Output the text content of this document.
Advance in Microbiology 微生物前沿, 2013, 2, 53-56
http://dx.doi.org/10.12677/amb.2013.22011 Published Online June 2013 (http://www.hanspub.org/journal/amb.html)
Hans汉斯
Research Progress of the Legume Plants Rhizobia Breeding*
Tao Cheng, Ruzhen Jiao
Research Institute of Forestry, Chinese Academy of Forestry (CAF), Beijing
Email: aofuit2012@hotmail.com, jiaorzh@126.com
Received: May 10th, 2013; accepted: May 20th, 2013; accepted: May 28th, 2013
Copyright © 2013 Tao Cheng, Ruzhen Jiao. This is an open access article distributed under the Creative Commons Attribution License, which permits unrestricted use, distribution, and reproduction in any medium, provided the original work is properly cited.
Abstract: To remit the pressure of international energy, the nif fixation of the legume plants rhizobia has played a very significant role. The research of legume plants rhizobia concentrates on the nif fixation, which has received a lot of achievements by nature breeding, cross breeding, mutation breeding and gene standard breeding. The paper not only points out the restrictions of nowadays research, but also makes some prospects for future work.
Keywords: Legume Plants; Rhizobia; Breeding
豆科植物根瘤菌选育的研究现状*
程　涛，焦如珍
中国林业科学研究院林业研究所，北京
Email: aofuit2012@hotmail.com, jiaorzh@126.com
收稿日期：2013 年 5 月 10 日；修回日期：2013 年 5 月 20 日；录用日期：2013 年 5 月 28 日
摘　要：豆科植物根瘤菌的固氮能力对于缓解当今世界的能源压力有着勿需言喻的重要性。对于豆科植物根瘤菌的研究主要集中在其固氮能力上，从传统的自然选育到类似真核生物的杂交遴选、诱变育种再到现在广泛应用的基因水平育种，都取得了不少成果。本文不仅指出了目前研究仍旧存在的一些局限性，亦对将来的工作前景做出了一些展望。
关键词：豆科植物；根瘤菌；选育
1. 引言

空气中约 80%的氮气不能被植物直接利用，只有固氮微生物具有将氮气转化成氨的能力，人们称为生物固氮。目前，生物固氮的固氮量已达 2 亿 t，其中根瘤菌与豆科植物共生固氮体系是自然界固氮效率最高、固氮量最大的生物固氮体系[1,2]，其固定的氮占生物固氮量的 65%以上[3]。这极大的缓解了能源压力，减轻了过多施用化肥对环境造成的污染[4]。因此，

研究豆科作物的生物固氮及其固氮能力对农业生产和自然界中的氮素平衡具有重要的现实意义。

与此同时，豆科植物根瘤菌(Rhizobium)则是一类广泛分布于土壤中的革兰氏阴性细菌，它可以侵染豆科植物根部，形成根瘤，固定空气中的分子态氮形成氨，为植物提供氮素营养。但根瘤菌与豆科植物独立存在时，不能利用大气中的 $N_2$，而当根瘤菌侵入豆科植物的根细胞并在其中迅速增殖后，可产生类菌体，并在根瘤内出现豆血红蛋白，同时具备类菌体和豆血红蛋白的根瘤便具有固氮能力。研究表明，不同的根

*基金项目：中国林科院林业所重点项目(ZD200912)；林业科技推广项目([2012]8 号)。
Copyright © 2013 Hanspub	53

**Work instructions:** Check each line of the listing above, and copy it if it contains the word "Ruzhen".

**Response for this exercise:**
Tao Cheng, Ruzhen Jiao
Copyright © 2013 Tao Cheng, Ruzhen Jiao. This is an open access article distributed under the Creative Commons Attribution License, which permits unrestricted use, distribution, and reproduction in any medium, provided the original work is properly cited.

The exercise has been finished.